══ MATERIAL SUPPLIED ══

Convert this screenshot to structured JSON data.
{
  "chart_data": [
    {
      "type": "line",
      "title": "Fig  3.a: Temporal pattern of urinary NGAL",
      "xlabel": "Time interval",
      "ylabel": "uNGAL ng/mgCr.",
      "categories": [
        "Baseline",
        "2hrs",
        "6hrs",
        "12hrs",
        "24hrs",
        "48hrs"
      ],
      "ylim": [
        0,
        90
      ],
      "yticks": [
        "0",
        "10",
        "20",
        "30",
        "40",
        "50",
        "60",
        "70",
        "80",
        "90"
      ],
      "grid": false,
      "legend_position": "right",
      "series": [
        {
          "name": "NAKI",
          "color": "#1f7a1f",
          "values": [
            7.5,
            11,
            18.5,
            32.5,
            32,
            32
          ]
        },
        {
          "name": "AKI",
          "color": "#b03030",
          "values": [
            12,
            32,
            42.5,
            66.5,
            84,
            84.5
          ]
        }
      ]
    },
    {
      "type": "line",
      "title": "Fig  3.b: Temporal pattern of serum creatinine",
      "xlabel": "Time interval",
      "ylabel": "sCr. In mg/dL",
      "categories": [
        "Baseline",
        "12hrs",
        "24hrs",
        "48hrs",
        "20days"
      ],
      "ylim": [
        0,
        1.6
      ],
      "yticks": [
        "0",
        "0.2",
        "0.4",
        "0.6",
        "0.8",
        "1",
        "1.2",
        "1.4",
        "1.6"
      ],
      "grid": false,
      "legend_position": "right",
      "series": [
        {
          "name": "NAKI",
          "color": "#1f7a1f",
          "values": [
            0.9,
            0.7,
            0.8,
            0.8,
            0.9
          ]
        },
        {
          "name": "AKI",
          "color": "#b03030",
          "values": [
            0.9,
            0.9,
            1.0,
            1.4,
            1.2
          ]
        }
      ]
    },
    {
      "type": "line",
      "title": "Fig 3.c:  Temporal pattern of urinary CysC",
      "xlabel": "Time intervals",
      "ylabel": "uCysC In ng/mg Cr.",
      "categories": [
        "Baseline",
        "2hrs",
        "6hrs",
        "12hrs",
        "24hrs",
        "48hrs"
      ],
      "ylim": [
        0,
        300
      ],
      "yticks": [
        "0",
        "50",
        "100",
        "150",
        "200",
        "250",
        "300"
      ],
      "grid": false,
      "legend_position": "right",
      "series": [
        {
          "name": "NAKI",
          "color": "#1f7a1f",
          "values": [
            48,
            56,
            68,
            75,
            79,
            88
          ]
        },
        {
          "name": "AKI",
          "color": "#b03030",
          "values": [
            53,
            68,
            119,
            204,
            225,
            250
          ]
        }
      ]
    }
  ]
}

═══

### WORK TO COMPLETE
Return all of the entries word for word.

### REPLY TO THE TASK
Convert this screenshot to structured JSON data.
{
  "chart_data": [
    {
      "type": "line",
      "title": "Fig  3.a: Temporal pattern of urinary NGAL",
      "xlabel": "Time interval",
      "ylabel": "uNGAL ng/mgCr.",
      "categories": [
        "Baseline",
        "2hrs",
        "6hrs",
        "12hrs",
        "24hrs",
        "48hrs"
      ],
      "ylim": [
        0,
        90
      ],
      "yticks": [
        "0",
        "10",
        "20",
        "30",
        "40",
        "50",
        "60",
        "70",
        "80",
        "90"
      ],
      "grid": false,
      "legend_position": "right",
      "series": [
        {
          "name": "NAKI",
          "color": "#1f7a1f",
          "values": [
            7.5,
            11,
            18.5,
            32.5,
            32,
            32
          ]
        },
        {
          "name": "AKI",
          "color": "#b03030",
          "values": [
            12,
            32,
            42.5,
            66.5,
            84,
            84.5
          ]
        }
      ]
    },
    {
      "type": "line",
      "title": "Fig  3.b: Temporal pattern of serum creatinine",
      "xlabel": "Time interval",
      "ylabel": "sCr. In mg/dL",
      "categories": [
        "Baseline",
        "12hrs",
        "24hrs",
        "48hrs",
        "20days"
      ],
      "ylim": [
        0,
        1.6
      ],
      "yticks": [
        "0",
        "0.2",
        "0.4",
        "0.6",
        "0.8",
        "1",
        "1.2",
        "1.4",
        "1.6"
      ],
      "grid": false,
      "legend_position": "right",
      "series": [
        {
          "name": "NAKI",
          "color": "#1f7a1f",
          "values": [
            0.9,
            0.7,
            0.8,
            0.8,
            0.9
          ]
        },
        {
          "name": "AKI",
          "color": "#b03030",
          "values": [
            0.9,
            0.9,
            1.0,
            1.4,
            1.2
          ]
        }
      ]
    },
    {
      "type": "line",
      "title": "Fig 3.c:  Temporal pattern of urinary CysC",
      "xlabel": "Time intervals",
      "ylabel": "uCysC In ng/mg Cr.",
      "categories": [
        "Baseline",
        "2hrs",
        "6hrs",
        "12hrs",
        "24hrs",
        "48hrs"
      ],
      "ylim": [
        0,
        300
      ],
      "yticks": [
        "0",
        "50",
        "100",
        "150",
        "200",
        "250",
        "300"
      ],
      "grid": false,
      "legend_position": "right",
      "series": [
        {
          "name": "NAKI",
          "color": "#1f7a1f",
          "values": [
            48,
            56,
            68,
            75,
            79,
            88
          ]
        },
        {
          "name": "AKI",
          "color": "#b03030",
          "values": [
            53,
            68,
            119,
            204,
            225,
            250
          ]
        }
      ]
    }
  ]
}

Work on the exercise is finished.